■ TASK GOAL
Go through the entries and say how many lines contain the string "chiodata". The number is the whole answer.

+++ EXTRACTED RECORDS

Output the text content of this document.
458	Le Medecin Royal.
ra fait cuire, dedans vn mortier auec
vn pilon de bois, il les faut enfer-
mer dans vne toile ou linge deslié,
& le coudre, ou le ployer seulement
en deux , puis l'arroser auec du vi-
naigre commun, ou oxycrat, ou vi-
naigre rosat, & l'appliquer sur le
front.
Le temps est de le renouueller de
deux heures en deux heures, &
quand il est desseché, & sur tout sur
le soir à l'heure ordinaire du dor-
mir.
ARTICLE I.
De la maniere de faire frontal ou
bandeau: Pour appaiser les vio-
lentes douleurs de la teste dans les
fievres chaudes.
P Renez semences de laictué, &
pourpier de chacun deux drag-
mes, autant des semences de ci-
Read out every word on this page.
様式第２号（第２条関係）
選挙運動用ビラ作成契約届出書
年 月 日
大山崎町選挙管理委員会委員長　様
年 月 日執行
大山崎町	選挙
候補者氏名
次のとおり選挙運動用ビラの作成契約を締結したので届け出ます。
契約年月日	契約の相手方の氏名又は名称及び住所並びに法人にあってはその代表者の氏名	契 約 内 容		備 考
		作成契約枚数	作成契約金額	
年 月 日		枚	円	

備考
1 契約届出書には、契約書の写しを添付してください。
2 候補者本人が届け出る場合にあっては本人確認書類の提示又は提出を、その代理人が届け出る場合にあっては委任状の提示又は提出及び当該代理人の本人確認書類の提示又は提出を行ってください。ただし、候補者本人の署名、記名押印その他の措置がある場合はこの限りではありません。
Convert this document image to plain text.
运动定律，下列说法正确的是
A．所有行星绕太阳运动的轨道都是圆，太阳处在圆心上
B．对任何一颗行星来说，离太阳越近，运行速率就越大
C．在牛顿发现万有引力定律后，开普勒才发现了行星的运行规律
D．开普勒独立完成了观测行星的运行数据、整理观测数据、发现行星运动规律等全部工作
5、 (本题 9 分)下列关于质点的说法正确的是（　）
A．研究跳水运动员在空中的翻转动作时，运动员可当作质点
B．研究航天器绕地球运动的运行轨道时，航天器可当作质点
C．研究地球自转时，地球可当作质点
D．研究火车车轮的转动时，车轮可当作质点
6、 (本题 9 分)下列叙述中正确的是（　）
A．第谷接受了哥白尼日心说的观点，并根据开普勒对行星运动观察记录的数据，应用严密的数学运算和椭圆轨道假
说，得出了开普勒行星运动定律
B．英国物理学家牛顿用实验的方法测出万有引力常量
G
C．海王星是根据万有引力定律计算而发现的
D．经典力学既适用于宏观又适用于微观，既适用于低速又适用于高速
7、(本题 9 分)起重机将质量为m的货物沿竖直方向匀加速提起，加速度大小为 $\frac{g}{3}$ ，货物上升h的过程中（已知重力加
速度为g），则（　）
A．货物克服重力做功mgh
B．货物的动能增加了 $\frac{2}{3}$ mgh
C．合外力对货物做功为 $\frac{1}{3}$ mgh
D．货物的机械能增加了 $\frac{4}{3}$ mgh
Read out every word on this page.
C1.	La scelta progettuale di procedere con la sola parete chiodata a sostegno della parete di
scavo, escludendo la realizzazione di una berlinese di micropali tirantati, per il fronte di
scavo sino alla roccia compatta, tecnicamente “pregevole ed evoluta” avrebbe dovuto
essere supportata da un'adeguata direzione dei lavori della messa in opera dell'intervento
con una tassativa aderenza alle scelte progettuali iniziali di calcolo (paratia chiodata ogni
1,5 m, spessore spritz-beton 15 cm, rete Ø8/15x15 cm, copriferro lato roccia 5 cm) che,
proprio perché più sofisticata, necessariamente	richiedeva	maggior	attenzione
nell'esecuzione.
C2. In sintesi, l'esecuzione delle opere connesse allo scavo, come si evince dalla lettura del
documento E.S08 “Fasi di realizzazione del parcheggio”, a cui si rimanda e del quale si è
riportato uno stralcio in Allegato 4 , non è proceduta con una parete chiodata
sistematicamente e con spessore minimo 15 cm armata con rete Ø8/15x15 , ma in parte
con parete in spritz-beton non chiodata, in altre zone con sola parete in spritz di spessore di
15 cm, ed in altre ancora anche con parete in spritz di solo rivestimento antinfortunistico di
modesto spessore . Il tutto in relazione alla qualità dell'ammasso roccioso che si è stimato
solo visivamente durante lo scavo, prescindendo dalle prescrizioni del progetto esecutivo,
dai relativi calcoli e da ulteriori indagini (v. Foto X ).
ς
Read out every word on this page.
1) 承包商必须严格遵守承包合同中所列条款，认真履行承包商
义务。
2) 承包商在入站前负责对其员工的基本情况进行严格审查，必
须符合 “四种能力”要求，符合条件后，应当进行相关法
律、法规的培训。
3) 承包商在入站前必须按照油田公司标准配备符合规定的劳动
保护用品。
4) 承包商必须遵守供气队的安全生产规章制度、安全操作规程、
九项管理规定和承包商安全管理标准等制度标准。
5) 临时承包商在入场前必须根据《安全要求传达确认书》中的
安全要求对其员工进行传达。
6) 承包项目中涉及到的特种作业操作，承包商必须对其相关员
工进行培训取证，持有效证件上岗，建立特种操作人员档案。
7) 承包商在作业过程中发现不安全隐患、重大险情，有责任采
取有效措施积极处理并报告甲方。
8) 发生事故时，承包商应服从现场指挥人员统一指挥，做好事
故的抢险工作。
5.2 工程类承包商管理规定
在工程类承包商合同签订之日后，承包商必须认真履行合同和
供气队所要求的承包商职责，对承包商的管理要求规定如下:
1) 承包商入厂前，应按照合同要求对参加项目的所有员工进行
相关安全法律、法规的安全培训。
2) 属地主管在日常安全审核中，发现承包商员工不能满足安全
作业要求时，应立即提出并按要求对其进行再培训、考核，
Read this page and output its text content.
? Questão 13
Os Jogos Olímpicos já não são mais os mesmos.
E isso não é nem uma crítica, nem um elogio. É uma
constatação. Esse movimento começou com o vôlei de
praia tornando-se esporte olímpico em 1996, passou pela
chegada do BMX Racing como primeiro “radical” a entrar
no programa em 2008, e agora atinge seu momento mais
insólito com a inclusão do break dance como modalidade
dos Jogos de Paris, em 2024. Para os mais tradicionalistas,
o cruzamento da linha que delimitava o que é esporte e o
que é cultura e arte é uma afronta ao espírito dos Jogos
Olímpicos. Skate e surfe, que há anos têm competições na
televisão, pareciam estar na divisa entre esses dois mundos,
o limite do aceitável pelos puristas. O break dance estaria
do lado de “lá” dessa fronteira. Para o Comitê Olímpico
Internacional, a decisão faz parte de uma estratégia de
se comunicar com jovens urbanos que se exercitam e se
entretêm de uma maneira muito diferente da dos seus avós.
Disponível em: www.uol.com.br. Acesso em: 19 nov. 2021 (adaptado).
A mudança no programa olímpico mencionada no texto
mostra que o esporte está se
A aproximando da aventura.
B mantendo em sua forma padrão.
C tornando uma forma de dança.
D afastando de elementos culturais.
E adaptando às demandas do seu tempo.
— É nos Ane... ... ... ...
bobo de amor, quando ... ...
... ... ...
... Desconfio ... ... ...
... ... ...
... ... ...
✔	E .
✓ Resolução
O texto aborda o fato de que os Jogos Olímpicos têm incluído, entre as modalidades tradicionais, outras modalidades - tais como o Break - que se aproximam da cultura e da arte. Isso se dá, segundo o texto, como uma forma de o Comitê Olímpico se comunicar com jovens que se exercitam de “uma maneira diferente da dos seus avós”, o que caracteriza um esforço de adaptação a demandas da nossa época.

++++++

■ RESPONSE
4